* [Material for the task]:
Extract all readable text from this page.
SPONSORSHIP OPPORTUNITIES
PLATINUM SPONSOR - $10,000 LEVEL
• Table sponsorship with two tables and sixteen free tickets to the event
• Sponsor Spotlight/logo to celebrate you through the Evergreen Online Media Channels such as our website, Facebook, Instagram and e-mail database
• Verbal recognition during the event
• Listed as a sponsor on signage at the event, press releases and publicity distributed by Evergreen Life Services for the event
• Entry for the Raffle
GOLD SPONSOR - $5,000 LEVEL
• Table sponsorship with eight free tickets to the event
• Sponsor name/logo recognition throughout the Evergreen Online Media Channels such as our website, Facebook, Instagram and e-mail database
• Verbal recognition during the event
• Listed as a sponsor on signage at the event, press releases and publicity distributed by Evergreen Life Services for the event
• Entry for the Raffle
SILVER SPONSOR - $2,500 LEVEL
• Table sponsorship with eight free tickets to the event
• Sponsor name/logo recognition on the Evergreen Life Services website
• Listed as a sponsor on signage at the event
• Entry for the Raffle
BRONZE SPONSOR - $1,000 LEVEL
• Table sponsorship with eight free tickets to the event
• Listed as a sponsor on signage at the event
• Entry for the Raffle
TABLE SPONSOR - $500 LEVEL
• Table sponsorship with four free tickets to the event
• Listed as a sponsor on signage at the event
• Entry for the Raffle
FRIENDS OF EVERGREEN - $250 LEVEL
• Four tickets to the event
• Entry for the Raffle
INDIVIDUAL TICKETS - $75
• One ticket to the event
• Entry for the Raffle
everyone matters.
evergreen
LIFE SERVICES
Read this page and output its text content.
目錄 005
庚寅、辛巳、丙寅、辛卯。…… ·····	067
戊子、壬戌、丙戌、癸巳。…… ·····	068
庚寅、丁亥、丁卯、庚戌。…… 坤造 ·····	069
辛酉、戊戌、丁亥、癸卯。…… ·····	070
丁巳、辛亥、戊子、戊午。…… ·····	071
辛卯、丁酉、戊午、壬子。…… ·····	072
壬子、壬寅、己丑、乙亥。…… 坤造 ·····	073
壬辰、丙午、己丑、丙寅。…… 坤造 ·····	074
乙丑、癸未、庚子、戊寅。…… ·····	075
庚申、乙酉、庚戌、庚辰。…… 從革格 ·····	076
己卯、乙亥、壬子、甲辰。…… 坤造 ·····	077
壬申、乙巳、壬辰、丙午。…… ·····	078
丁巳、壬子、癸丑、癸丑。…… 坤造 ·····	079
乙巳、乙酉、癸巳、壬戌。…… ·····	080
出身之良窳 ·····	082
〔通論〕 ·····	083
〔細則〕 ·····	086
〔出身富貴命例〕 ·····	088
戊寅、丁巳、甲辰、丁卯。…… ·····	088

* [What to work on]: Repeat exactly the lines from the line containing "Read this page and output its text content." through the end of the listing above; both boundary lines are part of the output.

* [Exercise solution]:
Read this page and output its text content.
目錄 005
庚寅、辛巳、丙寅、辛卯。…… ·····	067
戊子、壬戌、丙戌、癸巳。…… ·····	068
庚寅、丁亥、丁卯、庚戌。…… 坤造 ·····	069
辛酉、戊戌、丁亥、癸卯。…… ·····	070
丁巳、辛亥、戊子、戊午。…… ·····	071
辛卯、丁酉、戊午、壬子。…… ·····	072
壬子、壬寅、己丑、乙亥。…… 坤造 ·····	073
壬辰、丙午、己丑、丙寅。…… 坤造 ·····	074
乙丑、癸未、庚子、戊寅。…… ·····	075
庚申、乙酉、庚戌、庚辰。…… 從革格 ·····	076
己卯、乙亥、壬子、甲辰。…… 坤造 ·····	077
壬申、乙巳、壬辰、丙午。…… ·····	078
丁巳、壬子、癸丑、癸丑。…… 坤造 ·····	079
乙巳、乙酉、癸巳、壬戌。…… ·····	080
出身之良窳 ·····	082
〔通論〕 ·····	083
〔細則〕 ·····	086
〔出身富貴命例〕 ·····	088
戊寅、丁巳、甲辰、丁卯。…… ·····	088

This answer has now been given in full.